» **GIVEN REQUEST**: Which lines run from the line with "What's the underlying" to the end of the entries? Write out exactly those, leaving out the pictures.

» **SUPPLIED RECORDS**:
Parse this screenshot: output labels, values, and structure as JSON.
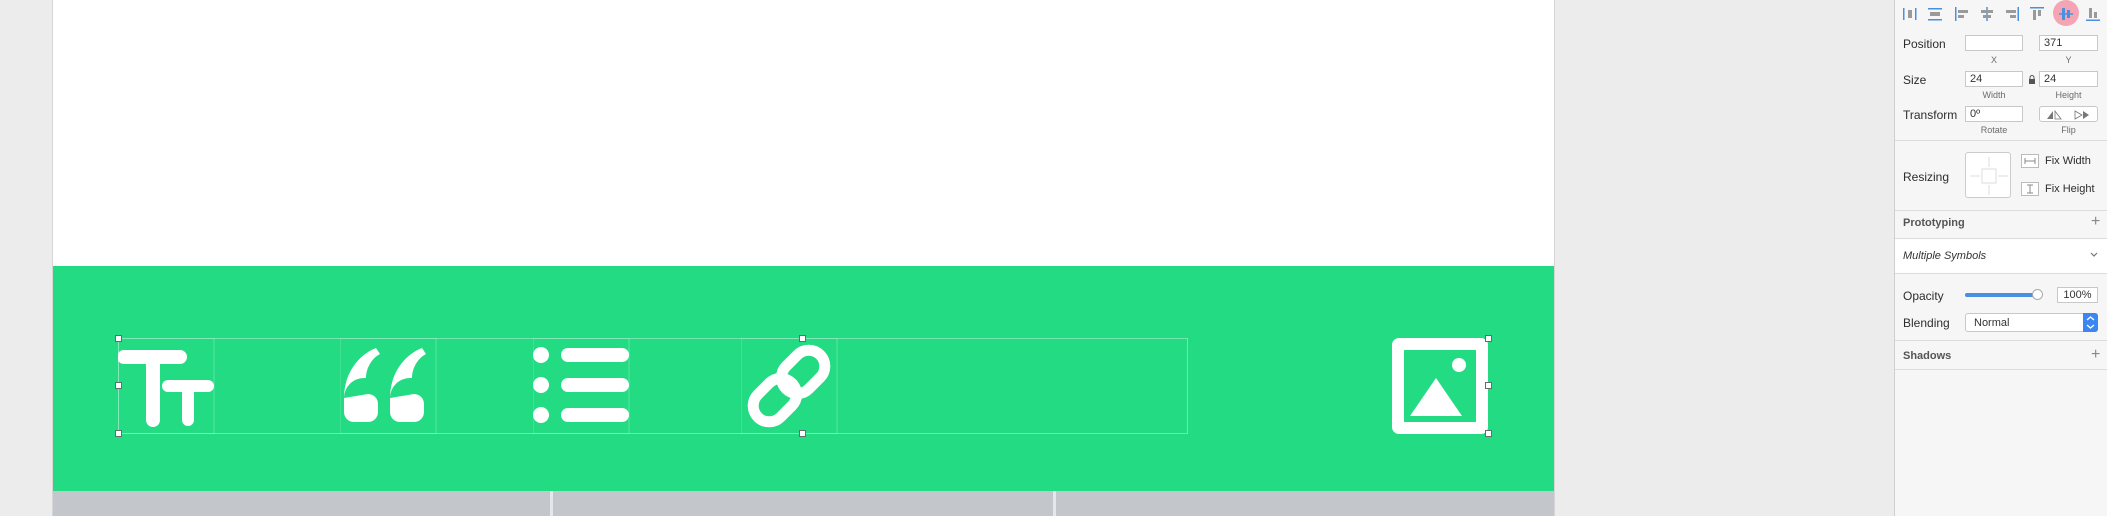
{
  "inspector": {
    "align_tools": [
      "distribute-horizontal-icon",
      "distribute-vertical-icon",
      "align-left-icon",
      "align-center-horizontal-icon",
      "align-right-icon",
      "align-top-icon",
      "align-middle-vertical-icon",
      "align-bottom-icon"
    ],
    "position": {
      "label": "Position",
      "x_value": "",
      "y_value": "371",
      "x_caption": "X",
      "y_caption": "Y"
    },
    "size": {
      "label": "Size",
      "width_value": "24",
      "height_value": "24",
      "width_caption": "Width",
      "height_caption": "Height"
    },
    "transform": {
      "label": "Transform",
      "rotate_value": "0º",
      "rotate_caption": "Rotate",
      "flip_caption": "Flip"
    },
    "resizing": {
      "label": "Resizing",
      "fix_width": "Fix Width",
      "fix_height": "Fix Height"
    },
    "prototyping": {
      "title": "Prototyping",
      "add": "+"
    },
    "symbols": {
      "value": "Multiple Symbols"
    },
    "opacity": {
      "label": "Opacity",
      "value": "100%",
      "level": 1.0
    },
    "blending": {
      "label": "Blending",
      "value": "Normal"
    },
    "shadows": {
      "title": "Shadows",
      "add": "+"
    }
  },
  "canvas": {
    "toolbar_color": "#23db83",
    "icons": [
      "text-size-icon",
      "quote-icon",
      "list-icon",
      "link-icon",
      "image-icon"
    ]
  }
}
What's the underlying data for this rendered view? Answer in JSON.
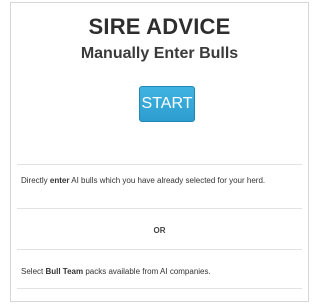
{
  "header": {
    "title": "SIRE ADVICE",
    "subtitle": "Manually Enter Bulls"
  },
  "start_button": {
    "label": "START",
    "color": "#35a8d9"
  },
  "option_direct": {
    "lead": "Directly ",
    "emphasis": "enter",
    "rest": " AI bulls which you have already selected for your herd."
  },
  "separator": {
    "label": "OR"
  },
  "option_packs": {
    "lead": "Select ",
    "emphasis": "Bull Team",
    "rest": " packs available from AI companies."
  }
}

» **EXERCISE ANSWER**:
What's the underlying data for this rendered view? Answer in JSON.
{
  "header": {
    "title": "SIRE ADVICE",
    "subtitle": "Manually Enter Bulls"
  },
  "start_button": {
    "label": "START",
    "color": "#35a8d9"
  },
  "option_direct": {
    "lead": "Directly ",
    "emphasis": "enter",
    "rest": " AI bulls which you have already selected for your herd."
  },
  "separator": {
    "label": "OR"
  },
  "option_packs": {
    "lead": "Select ",
    "emphasis": "Bull Team",
    "rest": " packs available from AI companies."
  }
}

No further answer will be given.